= Data supplied =

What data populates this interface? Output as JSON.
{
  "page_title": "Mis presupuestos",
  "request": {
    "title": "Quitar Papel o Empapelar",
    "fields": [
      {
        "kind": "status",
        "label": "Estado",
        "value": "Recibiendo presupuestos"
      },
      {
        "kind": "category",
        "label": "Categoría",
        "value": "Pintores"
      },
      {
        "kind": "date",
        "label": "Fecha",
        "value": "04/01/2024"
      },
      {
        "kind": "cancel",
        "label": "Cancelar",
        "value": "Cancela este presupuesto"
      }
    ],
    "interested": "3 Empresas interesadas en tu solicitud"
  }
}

...

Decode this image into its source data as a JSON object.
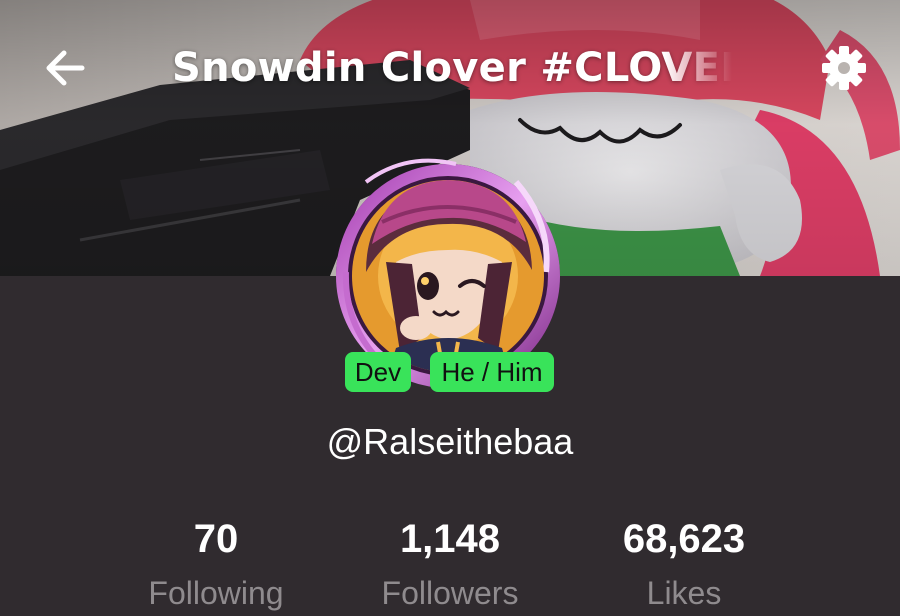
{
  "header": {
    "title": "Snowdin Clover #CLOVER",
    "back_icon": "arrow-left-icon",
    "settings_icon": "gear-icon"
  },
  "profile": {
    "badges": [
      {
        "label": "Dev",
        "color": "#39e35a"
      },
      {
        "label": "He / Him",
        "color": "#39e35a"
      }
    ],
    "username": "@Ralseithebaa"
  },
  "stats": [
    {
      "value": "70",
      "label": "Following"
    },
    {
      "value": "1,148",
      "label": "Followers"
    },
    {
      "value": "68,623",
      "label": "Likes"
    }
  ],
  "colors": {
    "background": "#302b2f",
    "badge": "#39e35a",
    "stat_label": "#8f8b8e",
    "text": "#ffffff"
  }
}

= Required work =
List every line above containing the word "JSON".

= In response =
What data populates this interface? Output as JSON.
Decode this image into its source data as a JSON object.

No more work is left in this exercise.